Below is a block of records. Copy every line in it that contains the word "people".

Records:

::::::::::

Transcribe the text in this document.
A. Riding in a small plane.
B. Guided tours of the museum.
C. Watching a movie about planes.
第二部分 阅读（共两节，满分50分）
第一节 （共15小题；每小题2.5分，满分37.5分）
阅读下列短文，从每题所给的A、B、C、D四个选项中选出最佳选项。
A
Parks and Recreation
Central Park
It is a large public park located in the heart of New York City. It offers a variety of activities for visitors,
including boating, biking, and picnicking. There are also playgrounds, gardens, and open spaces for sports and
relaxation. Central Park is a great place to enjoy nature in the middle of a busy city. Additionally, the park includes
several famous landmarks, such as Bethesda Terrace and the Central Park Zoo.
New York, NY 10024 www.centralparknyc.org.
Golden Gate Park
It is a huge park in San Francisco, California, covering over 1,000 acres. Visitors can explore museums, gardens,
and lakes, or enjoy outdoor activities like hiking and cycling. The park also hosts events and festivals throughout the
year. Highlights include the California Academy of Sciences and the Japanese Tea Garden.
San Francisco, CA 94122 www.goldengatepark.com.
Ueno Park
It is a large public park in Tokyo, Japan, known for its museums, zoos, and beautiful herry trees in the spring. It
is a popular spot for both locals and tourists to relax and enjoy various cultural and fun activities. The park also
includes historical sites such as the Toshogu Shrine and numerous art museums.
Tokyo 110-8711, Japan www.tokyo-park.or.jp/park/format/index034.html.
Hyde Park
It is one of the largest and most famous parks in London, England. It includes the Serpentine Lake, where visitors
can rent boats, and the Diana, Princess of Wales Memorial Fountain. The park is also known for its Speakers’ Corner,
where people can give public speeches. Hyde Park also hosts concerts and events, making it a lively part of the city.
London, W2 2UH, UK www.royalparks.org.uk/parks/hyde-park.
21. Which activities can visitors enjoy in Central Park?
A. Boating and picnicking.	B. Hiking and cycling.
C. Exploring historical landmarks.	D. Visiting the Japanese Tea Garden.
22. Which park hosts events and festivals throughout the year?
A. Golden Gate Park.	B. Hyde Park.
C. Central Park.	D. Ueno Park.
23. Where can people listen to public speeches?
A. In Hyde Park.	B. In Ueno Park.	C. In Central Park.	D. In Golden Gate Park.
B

::::::::::

▶ Problem solution
where people can give public speeches. Hyde Park also hosts concerts and events, making it a lively part of the city.
23. Where can people listen to public speeches?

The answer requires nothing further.